• Challenge: Using the data below, repeat all of it precisely.

• The data:

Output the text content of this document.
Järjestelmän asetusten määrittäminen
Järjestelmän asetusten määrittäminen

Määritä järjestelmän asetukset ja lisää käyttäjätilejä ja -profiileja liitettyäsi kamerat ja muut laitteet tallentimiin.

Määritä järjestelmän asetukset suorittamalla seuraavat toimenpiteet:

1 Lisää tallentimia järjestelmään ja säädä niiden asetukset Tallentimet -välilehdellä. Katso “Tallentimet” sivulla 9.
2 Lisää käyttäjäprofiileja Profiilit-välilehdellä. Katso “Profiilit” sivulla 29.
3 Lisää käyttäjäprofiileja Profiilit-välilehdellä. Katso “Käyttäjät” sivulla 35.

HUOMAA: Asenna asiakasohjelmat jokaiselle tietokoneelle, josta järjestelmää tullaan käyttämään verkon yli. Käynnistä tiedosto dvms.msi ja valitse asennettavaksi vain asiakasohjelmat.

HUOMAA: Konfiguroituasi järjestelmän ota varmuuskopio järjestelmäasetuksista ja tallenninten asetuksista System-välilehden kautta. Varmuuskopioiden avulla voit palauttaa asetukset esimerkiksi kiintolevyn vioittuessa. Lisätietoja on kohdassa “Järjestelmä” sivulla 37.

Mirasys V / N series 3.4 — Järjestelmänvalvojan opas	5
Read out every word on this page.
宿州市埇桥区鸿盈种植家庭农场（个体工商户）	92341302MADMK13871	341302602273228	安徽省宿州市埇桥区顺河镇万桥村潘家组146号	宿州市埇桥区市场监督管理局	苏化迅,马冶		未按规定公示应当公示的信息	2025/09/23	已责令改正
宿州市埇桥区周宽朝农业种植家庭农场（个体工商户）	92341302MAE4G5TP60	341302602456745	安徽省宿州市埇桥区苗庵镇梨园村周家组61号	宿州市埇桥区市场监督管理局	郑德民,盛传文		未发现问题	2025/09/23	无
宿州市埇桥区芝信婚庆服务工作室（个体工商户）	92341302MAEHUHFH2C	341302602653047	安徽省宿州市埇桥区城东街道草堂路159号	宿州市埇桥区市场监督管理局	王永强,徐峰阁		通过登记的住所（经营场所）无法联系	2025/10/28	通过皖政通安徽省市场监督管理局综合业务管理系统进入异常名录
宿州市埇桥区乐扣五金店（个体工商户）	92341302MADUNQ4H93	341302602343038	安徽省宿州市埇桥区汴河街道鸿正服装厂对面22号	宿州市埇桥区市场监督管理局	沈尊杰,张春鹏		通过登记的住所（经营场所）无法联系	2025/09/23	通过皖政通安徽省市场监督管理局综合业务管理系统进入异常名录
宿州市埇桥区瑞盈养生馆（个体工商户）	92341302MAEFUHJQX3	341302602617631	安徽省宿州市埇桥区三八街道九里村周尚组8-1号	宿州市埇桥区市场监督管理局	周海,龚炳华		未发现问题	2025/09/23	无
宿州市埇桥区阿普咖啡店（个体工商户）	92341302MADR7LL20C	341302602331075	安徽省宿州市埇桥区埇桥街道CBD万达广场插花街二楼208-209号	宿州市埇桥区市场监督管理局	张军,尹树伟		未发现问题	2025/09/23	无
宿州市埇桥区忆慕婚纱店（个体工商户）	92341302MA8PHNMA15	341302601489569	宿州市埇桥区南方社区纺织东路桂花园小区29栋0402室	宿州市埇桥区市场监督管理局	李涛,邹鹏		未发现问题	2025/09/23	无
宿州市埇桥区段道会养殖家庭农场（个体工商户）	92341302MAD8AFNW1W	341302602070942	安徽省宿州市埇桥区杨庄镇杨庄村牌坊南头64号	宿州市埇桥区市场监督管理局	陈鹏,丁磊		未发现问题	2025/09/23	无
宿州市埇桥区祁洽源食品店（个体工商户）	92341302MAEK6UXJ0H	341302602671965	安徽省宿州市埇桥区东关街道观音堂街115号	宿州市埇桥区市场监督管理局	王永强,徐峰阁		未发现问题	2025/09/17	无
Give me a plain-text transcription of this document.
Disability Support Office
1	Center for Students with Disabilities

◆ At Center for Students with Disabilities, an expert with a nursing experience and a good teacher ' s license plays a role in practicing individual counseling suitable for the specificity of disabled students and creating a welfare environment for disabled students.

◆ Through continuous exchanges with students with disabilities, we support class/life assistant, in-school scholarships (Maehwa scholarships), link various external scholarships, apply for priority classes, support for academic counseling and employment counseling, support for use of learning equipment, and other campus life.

• Exercise solution:
Output the text content of this document.
Järjestelmän asetusten määrittäminen
Järjestelmän asetusten määrittäminen

Määritä järjestelmän asetukset ja lisää käyttäjätilejä ja -profiileja liitettyäsi kamerat ja muut laitteet tallentimiin.

Määritä järjestelmän asetukset suorittamalla seuraavat toimenpiteet:

1 Lisää tallentimia järjestelmään ja säädä niiden asetukset Tallentimet -välilehdellä. Katso “Tallentimet” sivulla 9.
2 Lisää käyttäjäprofiileja Profiilit-välilehdellä. Katso “Profiilit” sivulla 29.
3 Lisää käyttäjäprofiileja Profiilit-välilehdellä. Katso “Käyttäjät” sivulla 35.

HUOMAA: Asenna asiakasohjelmat jokaiselle tietokoneelle, josta järjestelmää tullaan käyttämään verkon yli. Käynnistä tiedosto dvms.msi ja valitse asennettavaksi vain asiakasohjelmat.

HUOMAA: Konfiguroituasi järjestelmän ota varmuuskopio järjestelmäasetuksista ja tallenninten asetuksista System-välilehden kautta. Varmuuskopioiden avulla voit palauttaa asetukset esimerkiksi kiintolevyn vioittuessa. Lisätietoja on kohdassa “Järjestelmä” sivulla 37.

Mirasys V / N series 3.4 — Järjestelmänvalvojan opas	5
Read out every word on this page.
宿州市埇桥区鸿盈种植家庭农场（个体工商户）	92341302MADMK13871	341302602273228	安徽省宿州市埇桥区顺河镇万桥村潘家组146号	宿州市埇桥区市场监督管理局	苏化迅,马冶		未按规定公示应当公示的信息	2025/09/23	已责令改正
宿州市埇桥区周宽朝农业种植家庭农场（个体工商户）	92341302MAE4G5TP60	341302602456745	安徽省宿州市埇桥区苗庵镇梨园村周家组61号	宿州市埇桥区市场监督管理局	郑德民,盛传文		未发现问题	2025/09/23	无
宿州市埇桥区芝信婚庆服务工作室（个体工商户）	92341302MAEHUHFH2C	341302602653047	安徽省宿州市埇桥区城东街道草堂路159号	宿州市埇桥区市场监督管理局	王永强,徐峰阁		通过登记的住所（经营场所）无法联系	2025/10/28	通过皖政通安徽省市场监督管理局综合业务管理系统进入异常名录
宿州市埇桥区乐扣五金店（个体工商户）	92341302MADUNQ4H93	341302602343038	安徽省宿州市埇桥区汴河街道鸿正服装厂对面22号	宿州市埇桥区市场监督管理局	沈尊杰,张春鹏		通过登记的住所（经营场所）无法联系	2025/09/23	通过皖政通安徽省市场监督管理局综合业务管理系统进入异常名录
宿州市埇桥区瑞盈养生馆（个体工商户）	92341302MAEFUHJQX3	341302602617631	安徽省宿州市埇桥区三八街道九里村周尚组8-1号	宿州市埇桥区市场监督管理局	周海,龚炳华		未发现问题	2025/09/23	无
宿州市埇桥区阿普咖啡店（个体工商户）	92341302MADR7LL20C	341302602331075	安徽省宿州市埇桥区埇桥街道CBD万达广场插花街二楼208-209号	宿州市埇桥区市场监督管理局	张军,尹树伟		未发现问题	2025/09/23	无
宿州市埇桥区忆慕婚纱店（个体工商户）	92341302MA8PHNMA15	341302601489569	宿州市埇桥区南方社区纺织东路桂花园小区29栋0402室	宿州市埇桥区市场监督管理局	李涛,邹鹏		未发现问题	2025/09/23	无
宿州市埇桥区段道会养殖家庭农场（个体工商户）	92341302MAD8AFNW1W	341302602070942	安徽省宿州市埇桥区杨庄镇杨庄村牌坊南头64号	宿州市埇桥区市场监督管理局	陈鹏,丁磊		未发现问题	2025/09/23	无
宿州市埇桥区祁洽源食品店（个体工商户）	92341302MAEK6UXJ0H	341302602671965	安徽省宿州市埇桥区东关街道观音堂街115号	宿州市埇桥区市场监督管理局	王永强,徐峰阁		未发现问题	2025/09/17	无
Give me a plain-text transcription of this document.
Disability Support Office
1	Center for Students with Disabilities

◆ At Center for Students with Disabilities, an expert with a nursing experience and a good teacher ' s license plays a role in practicing individual counseling suitable for the specificity of disabled students and creating a welfare environment for disabled students.

◆ Through continuous exchanges with students with disabilities, we support class/life assistant, in-school scholarships (Maehwa scholarships), link various external scholarships, apply for priority classes, support for academic counseling and employment counseling, support for use of learning equipment, and other campus life.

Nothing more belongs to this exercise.